> [WRITTEN INSTRUCTION]:
Locate the string "codes" in the records below. Copy every line where it occurs.

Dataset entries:
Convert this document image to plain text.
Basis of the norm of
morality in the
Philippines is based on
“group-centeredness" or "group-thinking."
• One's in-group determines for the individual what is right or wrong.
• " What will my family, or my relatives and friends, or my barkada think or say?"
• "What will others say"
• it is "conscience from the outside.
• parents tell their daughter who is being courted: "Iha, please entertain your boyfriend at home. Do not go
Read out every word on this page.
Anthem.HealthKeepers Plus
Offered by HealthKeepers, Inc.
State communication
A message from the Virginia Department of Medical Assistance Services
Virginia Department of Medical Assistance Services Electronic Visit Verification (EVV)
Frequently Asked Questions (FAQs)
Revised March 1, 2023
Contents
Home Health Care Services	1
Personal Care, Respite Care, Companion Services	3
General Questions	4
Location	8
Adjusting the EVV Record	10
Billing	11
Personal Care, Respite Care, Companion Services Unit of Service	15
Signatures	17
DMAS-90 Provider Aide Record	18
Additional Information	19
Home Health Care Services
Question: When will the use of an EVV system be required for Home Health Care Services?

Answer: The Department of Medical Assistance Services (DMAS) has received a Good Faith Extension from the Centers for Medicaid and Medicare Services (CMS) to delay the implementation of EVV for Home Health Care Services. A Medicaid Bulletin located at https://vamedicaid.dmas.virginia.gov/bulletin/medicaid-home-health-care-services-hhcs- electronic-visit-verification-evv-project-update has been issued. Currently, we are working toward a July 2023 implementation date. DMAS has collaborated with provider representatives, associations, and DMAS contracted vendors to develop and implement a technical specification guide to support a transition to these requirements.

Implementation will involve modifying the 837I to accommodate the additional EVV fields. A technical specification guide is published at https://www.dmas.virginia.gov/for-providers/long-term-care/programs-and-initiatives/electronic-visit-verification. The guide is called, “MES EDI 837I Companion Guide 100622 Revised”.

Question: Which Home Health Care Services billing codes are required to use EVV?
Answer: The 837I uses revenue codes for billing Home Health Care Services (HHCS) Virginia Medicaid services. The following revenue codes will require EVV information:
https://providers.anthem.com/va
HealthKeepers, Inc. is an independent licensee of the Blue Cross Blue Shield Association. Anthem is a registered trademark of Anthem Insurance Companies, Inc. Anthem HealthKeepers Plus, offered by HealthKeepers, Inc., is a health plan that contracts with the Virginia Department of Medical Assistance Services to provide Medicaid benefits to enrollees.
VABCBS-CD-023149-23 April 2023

> [RESPONSE TO THE EXERCISE]:
Question: Which Home Health Care Services billing codes are required to use EVV?
Answer: The 837I uses revenue codes for billing Home Health Care Services (HHCS) Virginia Medicaid services. The following revenue codes will require EVV information:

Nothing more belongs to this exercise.